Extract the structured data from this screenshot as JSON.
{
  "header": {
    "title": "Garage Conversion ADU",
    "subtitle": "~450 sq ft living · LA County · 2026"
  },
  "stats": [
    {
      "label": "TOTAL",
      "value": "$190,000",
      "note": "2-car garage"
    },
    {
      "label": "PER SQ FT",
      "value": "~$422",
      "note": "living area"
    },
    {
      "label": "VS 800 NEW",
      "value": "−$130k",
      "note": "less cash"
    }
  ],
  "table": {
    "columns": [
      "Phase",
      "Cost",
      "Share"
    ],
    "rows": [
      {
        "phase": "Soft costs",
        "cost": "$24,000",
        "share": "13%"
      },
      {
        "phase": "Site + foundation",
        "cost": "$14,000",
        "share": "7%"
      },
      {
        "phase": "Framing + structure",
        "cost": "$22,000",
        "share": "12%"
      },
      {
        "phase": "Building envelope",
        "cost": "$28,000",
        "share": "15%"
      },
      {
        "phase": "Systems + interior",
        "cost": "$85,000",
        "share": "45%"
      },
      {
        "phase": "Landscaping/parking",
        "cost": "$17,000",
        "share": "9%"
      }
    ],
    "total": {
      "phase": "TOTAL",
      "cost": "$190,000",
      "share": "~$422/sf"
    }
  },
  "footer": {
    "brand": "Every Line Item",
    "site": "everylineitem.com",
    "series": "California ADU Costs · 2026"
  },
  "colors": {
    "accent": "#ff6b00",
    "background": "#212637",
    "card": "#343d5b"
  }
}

__________________________________________________

[REQUIREMENTS]
Output all of the data again. Match it exactly.

[SOLUTION FOR THIS EXERCISE]
Extract the structured data from this screenshot as JSON.
{
  "header": {
    "title": "Garage Conversion ADU",
    "subtitle": "~450 sq ft living · LA County · 2026"
  },
  "stats": [
    {
      "label": "TOTAL",
      "value": "$190,000",
      "note": "2-car garage"
    },
    {
      "label": "PER SQ FT",
      "value": "~$422",
      "note": "living area"
    },
    {
      "label": "VS 800 NEW",
      "value": "−$130k",
      "note": "less cash"
    }
  ],
  "table": {
    "columns": [
      "Phase",
      "Cost",
      "Share"
    ],
    "rows": [
      {
        "phase": "Soft costs",
        "cost": "$24,000",
        "share": "13%"
      },
      {
        "phase": "Site + foundation",
        "cost": "$14,000",
        "share": "7%"
      },
      {
        "phase": "Framing + structure",
        "cost": "$22,000",
        "share": "12%"
      },
      {
        "phase": "Building envelope",
        "cost": "$28,000",
        "share": "15%"
      },
      {
        "phase": "Systems + interior",
        "cost": "$85,000",
        "share": "45%"
      },
      {
        "phase": "Landscaping/parking",
        "cost": "$17,000",
        "share": "9%"
      }
    ],
    "total": {
      "phase": "TOTAL",
      "cost": "$190,000",
      "share": "~$422/sf"
    }
  },
  "footer": {
    "brand": "Every Line Item",
    "site": "everylineitem.com",
    "series": "California ADU Costs · 2026"
  },
  "colors": {
    "accent": "#ff6b00",
    "background": "#212637",
    "card": "#343d5b"
  }
}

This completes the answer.